#### What to do
Supply the number of lines in the data below that hold "series", and let that number be the whole answer.

Data under study Start Marker

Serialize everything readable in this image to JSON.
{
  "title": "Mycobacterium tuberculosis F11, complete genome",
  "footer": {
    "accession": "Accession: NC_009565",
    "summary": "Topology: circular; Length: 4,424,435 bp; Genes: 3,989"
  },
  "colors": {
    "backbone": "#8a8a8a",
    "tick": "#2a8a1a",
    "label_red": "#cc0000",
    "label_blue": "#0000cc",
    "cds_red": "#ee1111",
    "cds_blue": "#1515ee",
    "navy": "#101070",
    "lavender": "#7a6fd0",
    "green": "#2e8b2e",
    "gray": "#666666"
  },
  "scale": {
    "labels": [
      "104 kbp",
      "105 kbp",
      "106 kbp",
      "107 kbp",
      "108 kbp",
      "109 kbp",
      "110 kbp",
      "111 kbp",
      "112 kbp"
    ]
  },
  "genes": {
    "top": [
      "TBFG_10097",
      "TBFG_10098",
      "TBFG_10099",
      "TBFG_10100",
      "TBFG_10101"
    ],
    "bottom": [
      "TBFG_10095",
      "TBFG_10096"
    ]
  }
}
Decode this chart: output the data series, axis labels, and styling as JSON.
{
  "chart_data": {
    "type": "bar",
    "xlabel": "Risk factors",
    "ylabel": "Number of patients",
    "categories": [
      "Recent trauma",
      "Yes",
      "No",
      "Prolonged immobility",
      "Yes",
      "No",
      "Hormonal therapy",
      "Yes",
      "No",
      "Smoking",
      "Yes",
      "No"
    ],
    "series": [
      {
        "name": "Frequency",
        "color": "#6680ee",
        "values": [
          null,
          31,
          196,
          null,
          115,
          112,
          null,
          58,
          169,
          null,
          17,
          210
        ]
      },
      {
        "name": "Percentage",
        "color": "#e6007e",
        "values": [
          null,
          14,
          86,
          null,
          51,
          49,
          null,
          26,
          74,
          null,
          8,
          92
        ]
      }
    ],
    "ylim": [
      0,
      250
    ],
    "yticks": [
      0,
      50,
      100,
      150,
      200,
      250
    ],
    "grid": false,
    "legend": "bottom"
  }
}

Data under study End Marker

#### Result of the exercise
2